▸ YOUR TASK:
Look through the listing below and work out how many of its lines hold the word "MGPL". Give only the number.

▸ MATERIALS PROVIDED:
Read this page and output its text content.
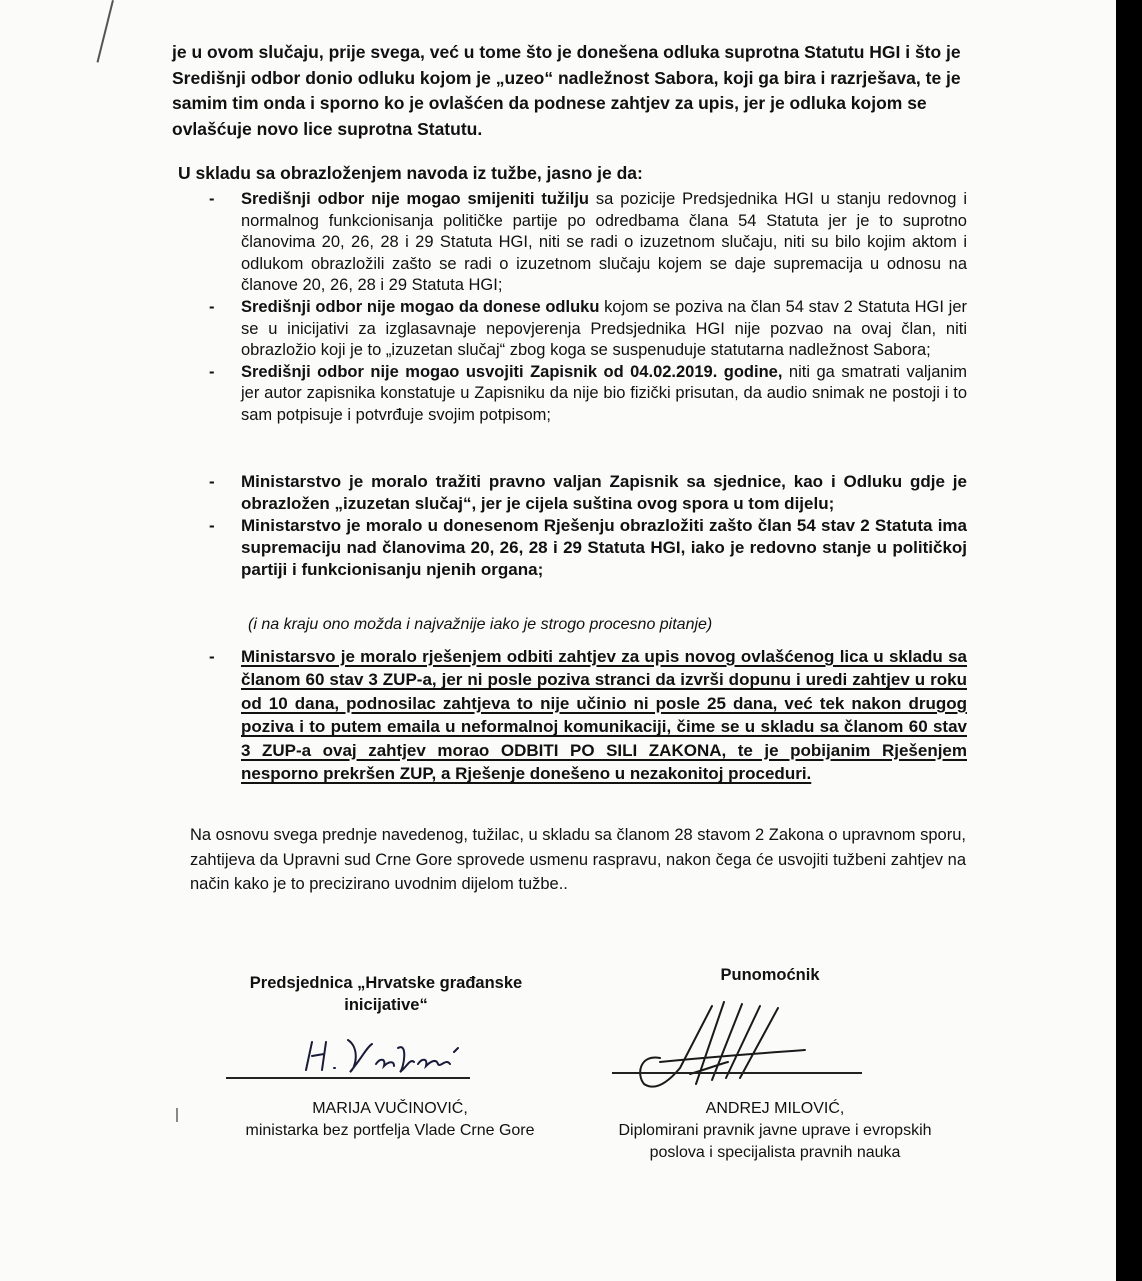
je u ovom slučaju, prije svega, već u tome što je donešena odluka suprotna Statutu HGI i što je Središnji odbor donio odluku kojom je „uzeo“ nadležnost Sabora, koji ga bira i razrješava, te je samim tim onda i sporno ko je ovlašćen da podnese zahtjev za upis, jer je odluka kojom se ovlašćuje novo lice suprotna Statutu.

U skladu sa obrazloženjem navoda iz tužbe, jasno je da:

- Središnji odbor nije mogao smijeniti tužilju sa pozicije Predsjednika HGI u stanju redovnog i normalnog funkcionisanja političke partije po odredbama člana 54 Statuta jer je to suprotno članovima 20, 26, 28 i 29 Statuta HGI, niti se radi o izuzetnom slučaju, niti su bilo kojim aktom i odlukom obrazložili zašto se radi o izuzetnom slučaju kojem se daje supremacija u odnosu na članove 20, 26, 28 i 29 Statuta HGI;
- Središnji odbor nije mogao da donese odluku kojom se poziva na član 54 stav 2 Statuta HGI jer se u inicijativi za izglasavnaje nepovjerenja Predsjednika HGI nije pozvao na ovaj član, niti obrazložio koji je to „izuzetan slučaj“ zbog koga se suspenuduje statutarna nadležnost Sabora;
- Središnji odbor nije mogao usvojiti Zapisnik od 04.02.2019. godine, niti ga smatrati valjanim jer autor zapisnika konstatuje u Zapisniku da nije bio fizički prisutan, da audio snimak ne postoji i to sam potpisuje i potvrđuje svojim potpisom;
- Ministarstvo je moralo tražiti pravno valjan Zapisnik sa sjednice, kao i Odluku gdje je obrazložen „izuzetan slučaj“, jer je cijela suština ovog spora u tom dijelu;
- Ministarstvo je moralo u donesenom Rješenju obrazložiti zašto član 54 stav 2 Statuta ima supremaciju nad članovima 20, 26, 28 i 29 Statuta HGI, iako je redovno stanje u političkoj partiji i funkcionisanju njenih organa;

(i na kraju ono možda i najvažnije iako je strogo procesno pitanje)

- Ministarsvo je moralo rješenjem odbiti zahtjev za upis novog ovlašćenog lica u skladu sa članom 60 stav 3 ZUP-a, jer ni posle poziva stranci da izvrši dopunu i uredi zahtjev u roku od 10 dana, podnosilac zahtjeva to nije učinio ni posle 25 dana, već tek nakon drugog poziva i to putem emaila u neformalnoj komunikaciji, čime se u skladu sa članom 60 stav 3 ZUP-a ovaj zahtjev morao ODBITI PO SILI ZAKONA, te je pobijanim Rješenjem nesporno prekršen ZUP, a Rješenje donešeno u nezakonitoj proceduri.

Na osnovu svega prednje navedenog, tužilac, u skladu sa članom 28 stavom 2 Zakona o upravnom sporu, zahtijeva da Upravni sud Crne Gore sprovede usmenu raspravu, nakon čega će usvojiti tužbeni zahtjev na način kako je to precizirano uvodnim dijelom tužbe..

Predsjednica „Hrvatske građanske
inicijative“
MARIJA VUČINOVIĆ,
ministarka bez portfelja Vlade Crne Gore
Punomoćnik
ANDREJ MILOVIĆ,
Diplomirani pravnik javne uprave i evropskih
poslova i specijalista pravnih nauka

==

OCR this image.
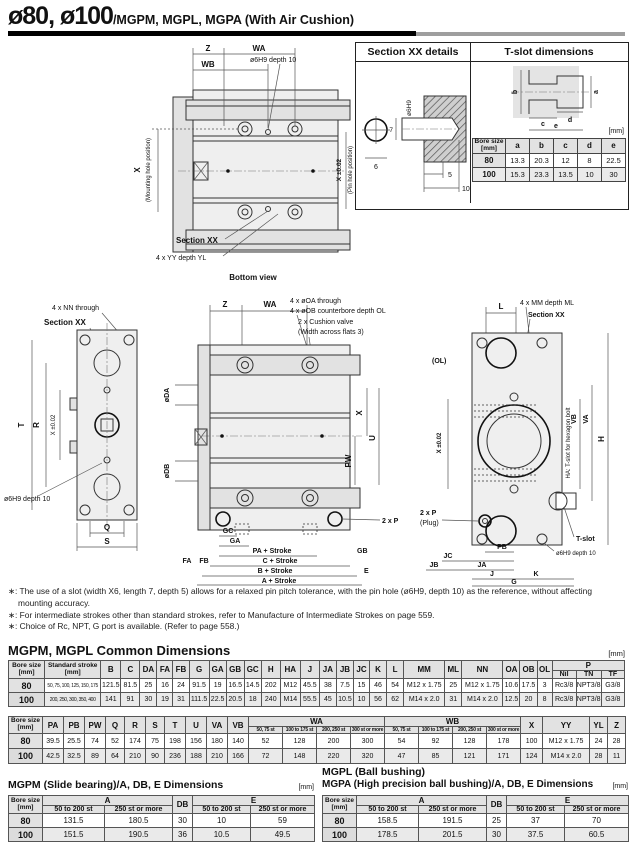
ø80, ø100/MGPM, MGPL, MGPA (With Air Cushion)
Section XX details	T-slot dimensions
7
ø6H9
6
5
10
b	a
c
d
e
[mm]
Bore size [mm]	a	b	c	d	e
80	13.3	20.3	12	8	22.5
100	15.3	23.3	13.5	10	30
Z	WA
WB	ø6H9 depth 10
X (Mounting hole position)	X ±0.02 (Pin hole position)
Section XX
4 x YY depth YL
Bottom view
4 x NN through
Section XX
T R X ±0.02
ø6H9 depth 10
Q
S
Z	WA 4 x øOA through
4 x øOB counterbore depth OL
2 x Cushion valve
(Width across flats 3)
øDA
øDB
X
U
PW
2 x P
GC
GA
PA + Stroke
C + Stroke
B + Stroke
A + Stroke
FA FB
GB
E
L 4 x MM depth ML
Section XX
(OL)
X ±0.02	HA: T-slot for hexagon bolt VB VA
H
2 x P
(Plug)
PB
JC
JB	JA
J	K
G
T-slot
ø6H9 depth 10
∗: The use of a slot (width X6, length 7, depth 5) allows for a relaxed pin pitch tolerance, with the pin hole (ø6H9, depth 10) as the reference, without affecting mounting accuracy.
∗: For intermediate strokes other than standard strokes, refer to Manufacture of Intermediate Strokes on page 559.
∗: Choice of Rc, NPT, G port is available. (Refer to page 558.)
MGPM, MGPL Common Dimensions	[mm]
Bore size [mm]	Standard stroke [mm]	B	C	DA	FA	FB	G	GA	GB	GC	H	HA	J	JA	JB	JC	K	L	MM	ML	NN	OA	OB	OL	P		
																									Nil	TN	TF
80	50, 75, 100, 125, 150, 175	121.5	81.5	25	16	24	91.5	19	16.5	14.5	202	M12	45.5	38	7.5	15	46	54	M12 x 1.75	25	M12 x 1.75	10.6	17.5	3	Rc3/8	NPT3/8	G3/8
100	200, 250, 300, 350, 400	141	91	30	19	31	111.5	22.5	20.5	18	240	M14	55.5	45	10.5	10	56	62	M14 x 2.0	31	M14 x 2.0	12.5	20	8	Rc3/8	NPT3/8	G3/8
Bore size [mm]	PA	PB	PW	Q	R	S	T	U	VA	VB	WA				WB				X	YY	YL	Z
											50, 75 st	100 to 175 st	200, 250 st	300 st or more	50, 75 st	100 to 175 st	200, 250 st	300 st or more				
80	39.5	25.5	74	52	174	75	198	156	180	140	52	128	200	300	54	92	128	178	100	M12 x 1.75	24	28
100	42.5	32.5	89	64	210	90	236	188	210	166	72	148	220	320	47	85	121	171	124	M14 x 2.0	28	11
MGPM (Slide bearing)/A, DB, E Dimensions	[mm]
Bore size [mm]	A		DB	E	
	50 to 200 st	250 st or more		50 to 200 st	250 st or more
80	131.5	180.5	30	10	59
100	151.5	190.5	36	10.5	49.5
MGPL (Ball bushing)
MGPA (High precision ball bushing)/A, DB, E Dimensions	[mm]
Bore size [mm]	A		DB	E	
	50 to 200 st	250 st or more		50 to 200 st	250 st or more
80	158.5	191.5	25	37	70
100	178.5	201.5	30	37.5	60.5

==

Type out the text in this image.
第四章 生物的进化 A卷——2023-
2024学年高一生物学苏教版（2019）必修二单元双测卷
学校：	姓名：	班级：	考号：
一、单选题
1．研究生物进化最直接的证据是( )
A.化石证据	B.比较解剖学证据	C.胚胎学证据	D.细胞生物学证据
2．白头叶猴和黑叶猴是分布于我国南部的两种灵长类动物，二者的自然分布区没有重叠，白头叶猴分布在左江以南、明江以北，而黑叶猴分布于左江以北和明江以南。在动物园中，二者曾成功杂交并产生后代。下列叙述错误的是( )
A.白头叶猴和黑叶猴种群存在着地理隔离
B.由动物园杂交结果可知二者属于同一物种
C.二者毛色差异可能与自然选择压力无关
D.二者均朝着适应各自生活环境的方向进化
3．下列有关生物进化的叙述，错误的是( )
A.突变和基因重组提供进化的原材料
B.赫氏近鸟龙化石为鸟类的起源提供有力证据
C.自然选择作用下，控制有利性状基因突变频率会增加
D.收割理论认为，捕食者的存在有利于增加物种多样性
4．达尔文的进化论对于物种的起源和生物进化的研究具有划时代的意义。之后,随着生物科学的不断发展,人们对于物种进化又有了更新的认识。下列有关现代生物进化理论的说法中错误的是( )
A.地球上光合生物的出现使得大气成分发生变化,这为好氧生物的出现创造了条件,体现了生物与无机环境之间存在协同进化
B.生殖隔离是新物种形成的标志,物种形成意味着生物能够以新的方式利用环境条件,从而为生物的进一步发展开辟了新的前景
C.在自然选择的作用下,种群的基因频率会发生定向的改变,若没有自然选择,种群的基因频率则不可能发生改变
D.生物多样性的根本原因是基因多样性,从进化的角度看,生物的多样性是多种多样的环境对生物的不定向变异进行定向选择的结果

▸ CORRECT RESPONSE:
3